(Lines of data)
[start]

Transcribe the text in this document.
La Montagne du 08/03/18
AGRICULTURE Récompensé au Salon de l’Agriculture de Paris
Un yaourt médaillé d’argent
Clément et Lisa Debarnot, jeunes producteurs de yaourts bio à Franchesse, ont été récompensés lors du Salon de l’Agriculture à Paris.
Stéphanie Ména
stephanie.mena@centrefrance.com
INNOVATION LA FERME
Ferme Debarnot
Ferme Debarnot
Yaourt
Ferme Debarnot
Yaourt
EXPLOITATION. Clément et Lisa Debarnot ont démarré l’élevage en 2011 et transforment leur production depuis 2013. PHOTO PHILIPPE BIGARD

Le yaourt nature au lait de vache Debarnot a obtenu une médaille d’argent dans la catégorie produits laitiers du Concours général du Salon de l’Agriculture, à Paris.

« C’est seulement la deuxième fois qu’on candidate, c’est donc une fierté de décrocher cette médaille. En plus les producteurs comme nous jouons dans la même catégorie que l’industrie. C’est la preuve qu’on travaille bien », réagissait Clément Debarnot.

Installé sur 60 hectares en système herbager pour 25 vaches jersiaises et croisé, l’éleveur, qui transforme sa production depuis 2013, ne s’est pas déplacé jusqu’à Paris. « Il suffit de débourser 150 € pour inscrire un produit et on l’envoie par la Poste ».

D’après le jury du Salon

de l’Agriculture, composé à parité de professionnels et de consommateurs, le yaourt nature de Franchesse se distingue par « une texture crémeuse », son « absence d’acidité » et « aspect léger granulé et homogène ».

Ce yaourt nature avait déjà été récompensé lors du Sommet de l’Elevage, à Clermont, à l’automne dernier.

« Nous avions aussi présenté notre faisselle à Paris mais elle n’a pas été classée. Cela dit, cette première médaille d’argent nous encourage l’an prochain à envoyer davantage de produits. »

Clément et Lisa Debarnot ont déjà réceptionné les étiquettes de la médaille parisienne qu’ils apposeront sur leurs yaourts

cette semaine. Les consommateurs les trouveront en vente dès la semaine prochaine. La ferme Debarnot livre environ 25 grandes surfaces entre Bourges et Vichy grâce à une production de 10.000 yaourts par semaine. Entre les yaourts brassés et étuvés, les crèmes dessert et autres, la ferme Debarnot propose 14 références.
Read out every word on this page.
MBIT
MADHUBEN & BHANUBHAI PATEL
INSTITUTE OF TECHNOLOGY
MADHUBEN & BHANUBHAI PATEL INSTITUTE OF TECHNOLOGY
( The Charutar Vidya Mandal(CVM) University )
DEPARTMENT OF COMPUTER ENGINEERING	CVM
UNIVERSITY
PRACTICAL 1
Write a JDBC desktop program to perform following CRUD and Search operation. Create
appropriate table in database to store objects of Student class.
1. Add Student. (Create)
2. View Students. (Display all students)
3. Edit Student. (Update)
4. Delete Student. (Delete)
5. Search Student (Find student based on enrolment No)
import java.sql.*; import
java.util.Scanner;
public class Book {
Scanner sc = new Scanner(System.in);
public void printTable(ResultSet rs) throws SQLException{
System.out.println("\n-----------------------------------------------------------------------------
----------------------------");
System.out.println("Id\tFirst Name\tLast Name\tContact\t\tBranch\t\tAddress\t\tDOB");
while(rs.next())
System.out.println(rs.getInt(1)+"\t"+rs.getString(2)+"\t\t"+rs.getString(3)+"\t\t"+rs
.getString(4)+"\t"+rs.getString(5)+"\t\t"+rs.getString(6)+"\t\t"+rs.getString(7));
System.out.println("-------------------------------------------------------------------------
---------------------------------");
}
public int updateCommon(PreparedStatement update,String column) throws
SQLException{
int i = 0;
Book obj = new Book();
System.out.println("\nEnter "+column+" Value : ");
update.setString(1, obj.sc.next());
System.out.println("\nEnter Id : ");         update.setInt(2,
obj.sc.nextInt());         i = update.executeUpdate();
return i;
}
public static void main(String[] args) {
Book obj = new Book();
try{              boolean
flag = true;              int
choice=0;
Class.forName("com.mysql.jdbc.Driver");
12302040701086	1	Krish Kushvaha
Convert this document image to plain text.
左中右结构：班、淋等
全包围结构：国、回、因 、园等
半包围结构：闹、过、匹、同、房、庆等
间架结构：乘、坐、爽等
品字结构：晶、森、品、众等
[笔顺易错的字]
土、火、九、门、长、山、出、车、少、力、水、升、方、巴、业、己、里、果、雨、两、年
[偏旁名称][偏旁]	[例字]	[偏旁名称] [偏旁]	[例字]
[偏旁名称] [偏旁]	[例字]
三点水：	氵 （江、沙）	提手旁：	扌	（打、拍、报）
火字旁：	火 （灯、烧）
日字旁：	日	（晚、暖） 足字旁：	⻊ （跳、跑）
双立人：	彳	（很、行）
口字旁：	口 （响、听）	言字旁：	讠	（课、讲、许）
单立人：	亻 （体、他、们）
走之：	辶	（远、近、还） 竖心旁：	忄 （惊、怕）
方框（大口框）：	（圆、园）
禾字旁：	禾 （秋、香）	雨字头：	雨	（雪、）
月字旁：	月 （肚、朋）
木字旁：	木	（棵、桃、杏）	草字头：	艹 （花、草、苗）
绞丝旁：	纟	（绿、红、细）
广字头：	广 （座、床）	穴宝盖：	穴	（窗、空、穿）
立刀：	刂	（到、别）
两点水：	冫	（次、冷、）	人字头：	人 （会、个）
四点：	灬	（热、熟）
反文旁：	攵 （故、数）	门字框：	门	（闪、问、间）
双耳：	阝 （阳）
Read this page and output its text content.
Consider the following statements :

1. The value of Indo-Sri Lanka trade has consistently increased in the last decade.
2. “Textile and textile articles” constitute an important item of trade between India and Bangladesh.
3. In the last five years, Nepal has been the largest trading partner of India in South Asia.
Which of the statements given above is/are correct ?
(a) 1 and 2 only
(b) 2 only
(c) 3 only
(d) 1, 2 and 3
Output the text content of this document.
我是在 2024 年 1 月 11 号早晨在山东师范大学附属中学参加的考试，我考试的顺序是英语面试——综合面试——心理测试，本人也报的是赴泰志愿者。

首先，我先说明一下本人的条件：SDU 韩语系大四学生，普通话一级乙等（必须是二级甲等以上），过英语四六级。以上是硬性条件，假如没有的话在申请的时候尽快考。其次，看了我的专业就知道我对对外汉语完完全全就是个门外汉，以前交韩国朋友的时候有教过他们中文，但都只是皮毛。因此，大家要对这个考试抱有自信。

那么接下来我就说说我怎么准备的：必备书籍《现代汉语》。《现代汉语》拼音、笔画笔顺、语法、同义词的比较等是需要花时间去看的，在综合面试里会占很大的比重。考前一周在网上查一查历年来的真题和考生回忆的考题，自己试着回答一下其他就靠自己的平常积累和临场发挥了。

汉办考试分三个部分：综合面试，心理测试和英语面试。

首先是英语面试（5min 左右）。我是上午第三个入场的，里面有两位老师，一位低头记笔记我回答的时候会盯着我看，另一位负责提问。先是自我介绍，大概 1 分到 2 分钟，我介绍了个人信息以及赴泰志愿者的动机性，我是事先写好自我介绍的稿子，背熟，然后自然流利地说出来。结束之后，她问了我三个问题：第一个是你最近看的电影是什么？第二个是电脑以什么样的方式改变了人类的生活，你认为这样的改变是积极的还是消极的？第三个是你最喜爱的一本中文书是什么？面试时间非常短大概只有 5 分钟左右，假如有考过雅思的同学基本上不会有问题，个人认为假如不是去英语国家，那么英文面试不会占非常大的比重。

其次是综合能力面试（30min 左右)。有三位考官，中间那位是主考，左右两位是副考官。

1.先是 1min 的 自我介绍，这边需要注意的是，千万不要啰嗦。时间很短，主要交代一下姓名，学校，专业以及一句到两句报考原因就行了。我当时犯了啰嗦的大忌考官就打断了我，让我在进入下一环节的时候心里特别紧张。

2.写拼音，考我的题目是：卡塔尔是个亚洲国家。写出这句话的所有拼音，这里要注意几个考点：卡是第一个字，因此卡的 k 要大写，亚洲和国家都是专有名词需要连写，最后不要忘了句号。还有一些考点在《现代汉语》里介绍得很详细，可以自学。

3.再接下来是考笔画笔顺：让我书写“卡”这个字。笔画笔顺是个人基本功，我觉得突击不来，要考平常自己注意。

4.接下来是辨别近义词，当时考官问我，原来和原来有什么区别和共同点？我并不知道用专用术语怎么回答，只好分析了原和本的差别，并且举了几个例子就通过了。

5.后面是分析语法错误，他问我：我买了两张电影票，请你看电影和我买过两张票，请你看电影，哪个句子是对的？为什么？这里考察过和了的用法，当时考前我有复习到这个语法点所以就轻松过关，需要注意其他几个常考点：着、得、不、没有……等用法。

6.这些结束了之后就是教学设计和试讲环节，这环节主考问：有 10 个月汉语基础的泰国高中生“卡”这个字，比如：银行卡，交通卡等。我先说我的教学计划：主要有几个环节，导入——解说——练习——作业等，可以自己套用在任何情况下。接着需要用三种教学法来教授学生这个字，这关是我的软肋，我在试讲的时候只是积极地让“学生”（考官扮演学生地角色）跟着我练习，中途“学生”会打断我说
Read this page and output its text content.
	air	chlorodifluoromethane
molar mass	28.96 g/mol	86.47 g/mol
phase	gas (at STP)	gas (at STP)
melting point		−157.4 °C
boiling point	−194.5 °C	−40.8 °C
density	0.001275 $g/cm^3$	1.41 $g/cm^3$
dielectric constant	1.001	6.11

[end]

## INSTRUCTIONS FOR THE TASK
Give the count of lines in the listing that hold the word "SQLException", with no other text.

## RESULT OF THIS TASK
2